▶ [What this task involves]
Find the lines that hold "resolución". Report only how many there are.

▶ [Raw records]
------------------------------------------------------------
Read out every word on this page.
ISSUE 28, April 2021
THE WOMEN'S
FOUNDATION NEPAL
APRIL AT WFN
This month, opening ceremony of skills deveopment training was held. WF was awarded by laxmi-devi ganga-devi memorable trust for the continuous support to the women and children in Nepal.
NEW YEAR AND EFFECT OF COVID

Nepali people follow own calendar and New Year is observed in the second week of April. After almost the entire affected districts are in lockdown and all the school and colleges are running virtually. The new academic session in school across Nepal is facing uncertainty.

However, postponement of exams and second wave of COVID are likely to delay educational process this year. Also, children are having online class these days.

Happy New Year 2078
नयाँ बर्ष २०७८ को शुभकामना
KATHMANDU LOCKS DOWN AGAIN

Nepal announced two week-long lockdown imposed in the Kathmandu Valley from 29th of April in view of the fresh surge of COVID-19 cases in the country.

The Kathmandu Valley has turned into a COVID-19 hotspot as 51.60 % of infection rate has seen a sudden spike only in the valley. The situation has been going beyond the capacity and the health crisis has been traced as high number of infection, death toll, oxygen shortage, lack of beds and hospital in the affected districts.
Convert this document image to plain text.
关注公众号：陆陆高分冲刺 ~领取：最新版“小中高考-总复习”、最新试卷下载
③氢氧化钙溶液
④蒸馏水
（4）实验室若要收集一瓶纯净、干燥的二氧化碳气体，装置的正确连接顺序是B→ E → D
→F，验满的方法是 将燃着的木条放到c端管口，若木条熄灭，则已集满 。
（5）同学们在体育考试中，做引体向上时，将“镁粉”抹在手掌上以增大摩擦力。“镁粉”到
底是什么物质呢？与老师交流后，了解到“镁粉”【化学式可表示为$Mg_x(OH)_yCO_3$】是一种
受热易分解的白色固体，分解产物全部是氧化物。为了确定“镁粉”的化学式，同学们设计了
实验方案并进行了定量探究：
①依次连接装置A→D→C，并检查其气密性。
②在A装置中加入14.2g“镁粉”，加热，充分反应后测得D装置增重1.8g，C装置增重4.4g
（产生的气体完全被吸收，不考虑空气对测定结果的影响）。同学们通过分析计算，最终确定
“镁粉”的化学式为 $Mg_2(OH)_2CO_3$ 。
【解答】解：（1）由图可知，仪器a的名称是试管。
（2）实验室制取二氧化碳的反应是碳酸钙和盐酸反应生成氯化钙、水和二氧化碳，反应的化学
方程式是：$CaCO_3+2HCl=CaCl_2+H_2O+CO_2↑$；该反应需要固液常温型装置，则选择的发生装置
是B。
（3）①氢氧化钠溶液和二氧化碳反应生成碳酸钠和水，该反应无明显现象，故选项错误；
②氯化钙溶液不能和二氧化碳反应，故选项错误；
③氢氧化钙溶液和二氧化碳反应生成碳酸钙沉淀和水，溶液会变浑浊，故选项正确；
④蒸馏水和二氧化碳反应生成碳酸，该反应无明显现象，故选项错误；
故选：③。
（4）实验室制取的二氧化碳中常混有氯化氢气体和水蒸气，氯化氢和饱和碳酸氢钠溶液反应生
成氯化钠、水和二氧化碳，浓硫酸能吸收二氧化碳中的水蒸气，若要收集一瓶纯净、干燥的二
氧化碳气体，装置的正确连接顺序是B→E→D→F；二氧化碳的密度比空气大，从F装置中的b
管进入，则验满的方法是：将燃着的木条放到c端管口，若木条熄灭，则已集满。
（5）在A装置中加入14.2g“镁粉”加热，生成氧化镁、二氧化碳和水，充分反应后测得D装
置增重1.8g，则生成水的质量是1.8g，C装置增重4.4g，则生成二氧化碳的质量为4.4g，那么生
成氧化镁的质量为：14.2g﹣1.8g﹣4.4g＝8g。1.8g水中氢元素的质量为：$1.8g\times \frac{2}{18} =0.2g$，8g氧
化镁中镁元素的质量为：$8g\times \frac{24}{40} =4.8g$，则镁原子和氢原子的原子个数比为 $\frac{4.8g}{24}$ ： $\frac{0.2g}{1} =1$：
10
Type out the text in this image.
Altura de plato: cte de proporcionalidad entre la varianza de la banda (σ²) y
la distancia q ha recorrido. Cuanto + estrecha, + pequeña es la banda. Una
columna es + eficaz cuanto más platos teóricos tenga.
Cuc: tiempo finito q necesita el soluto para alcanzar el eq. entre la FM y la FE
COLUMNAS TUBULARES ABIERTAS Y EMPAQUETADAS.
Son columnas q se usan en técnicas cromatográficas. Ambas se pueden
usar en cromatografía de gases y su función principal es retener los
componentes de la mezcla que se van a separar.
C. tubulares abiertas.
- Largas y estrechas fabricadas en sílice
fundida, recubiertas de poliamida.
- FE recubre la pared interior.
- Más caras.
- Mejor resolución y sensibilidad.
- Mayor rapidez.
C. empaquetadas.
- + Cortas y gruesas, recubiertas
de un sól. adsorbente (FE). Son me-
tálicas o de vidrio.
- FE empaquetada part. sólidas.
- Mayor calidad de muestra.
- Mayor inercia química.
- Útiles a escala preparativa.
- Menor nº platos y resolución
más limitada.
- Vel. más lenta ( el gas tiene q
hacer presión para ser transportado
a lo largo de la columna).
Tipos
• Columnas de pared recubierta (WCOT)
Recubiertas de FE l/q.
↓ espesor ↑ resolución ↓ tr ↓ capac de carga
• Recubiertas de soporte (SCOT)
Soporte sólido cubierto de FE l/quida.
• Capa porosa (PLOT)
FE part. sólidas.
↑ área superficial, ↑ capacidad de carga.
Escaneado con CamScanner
------------------------------------------------------------
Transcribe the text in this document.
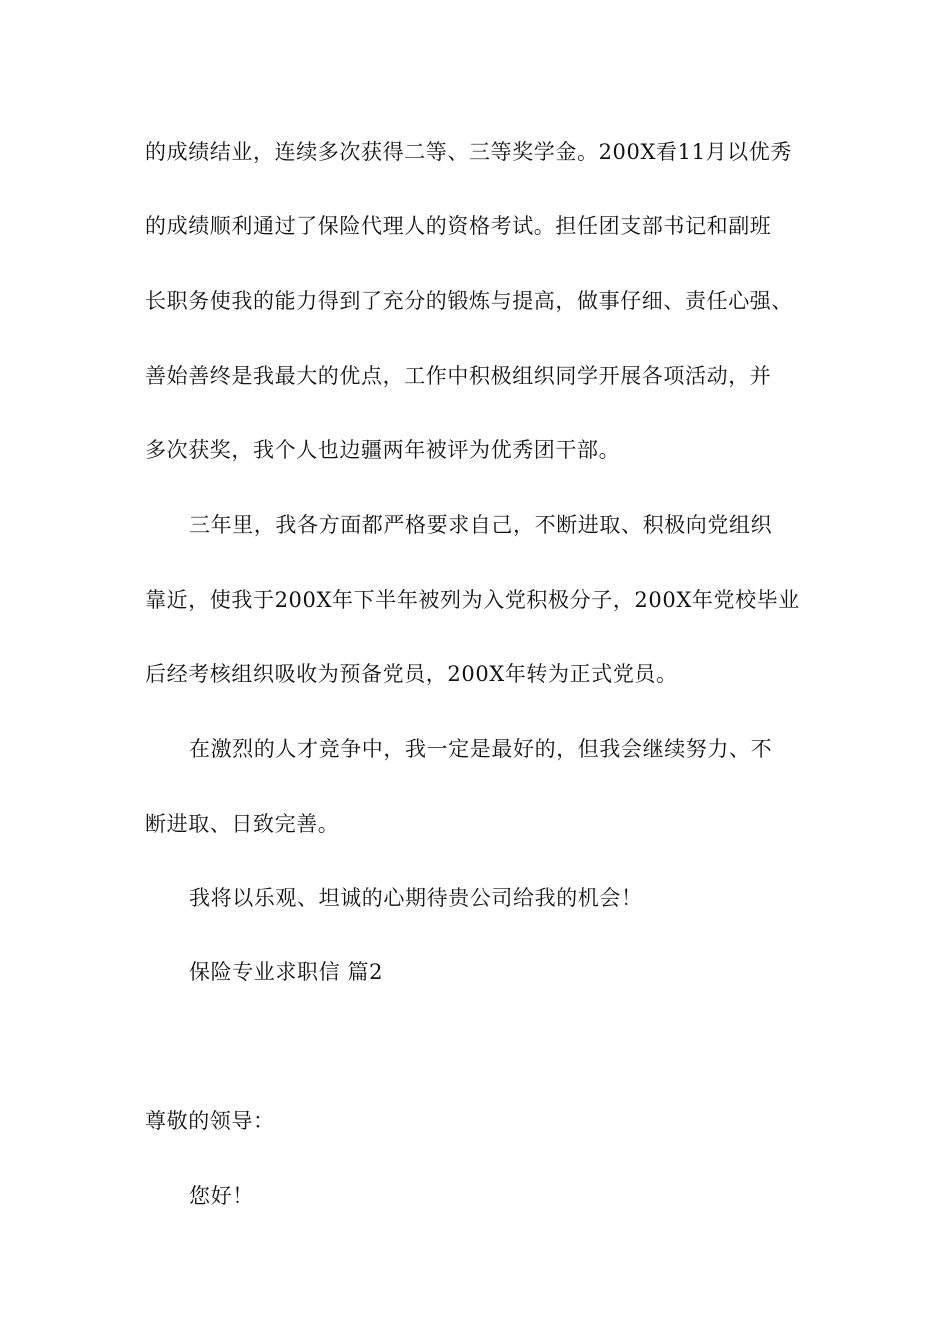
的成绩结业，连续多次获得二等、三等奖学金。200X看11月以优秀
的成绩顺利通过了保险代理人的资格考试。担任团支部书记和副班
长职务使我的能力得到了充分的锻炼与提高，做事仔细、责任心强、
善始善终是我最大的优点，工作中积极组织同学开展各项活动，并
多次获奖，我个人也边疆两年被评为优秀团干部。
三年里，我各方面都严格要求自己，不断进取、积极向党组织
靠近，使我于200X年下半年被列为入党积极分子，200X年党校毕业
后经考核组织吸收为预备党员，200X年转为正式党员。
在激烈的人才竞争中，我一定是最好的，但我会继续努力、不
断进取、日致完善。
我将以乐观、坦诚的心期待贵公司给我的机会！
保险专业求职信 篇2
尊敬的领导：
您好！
------------------------------------------------------------
▶ [Task response]
3